INSTRUCTION: Transcribe all the records with complete accuracy.

··· WORKING DATA ···

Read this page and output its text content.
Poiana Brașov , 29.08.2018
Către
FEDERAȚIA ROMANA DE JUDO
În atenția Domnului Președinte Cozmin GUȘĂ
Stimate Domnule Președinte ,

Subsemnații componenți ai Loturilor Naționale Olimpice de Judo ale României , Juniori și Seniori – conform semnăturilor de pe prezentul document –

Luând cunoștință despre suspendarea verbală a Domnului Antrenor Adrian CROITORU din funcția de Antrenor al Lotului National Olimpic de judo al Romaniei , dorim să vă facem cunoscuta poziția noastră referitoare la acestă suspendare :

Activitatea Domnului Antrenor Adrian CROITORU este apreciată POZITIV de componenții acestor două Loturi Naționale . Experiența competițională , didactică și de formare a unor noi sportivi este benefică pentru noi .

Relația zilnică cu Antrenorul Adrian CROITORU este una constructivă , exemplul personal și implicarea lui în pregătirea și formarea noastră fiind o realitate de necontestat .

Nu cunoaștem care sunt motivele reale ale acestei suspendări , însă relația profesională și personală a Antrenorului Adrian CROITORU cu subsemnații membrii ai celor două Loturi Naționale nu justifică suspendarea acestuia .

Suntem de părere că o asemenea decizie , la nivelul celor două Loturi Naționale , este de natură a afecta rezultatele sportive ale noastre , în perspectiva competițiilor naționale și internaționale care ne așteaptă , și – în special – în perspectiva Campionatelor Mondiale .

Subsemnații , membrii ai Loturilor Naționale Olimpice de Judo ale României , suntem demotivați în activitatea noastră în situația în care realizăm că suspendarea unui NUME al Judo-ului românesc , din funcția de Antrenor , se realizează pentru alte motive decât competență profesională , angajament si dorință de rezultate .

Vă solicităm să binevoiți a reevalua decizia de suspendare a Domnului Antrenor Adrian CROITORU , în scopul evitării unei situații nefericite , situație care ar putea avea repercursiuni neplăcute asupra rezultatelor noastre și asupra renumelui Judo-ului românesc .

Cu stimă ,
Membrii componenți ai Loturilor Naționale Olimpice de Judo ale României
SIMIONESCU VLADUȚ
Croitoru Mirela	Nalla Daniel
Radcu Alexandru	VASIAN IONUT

···

RESPONSE TO THIS EXERCISE:
Read this page and output its text content.
Poiana Brașov , 29.08.2018
Către
FEDERAȚIA ROMANA DE JUDO
În atenția Domnului Președinte Cozmin GUȘĂ
Stimate Domnule Președinte ,

Subsemnații componenți ai Loturilor Naționale Olimpice de Judo ale României , Juniori și Seniori – conform semnăturilor de pe prezentul document –

Luând cunoștință despre suspendarea verbală a Domnului Antrenor Adrian CROITORU din funcția de Antrenor al Lotului National Olimpic de judo al Romaniei , dorim să vă facem cunoscuta poziția noastră referitoare la acestă suspendare :

Activitatea Domnului Antrenor Adrian CROITORU este apreciată POZITIV de componenții acestor două Loturi Naționale . Experiența competițională , didactică și de formare a unor noi sportivi este benefică pentru noi .

Relația zilnică cu Antrenorul Adrian CROITORU este una constructivă , exemplul personal și implicarea lui în pregătirea și formarea noastră fiind o realitate de necontestat .

Nu cunoaștem care sunt motivele reale ale acestei suspendări , însă relația profesională și personală a Antrenorului Adrian CROITORU cu subsemnații membrii ai celor două Loturi Naționale nu justifică suspendarea acestuia .

Suntem de părere că o asemenea decizie , la nivelul celor două Loturi Naționale , este de natură a afecta rezultatele sportive ale noastre , în perspectiva competițiilor naționale și internaționale care ne așteaptă , și – în special – în perspectiva Campionatelor Mondiale .

Subsemnații , membrii ai Loturilor Naționale Olimpice de Judo ale României , suntem demotivați în activitatea noastră în situația în care realizăm că suspendarea unui NUME al Judo-ului românesc , din funcția de Antrenor , se realizează pentru alte motive decât competență profesională , angajament si dorință de rezultate .

Vă solicităm să binevoiți a reevalua decizia de suspendare a Domnului Antrenor Adrian CROITORU , în scopul evitării unei situații nefericite , situație care ar putea avea repercursiuni neplăcute asupra rezultatelor noastre și asupra renumelui Judo-ului românesc .

Cu stimă ,
Membrii componenți ai Loturilor Naționale Olimpice de Judo ale României
SIMIONESCU VLADUȚ
Croitoru Mirela	Nalla Daniel
Radcu Alexandru	VASIAN IONUT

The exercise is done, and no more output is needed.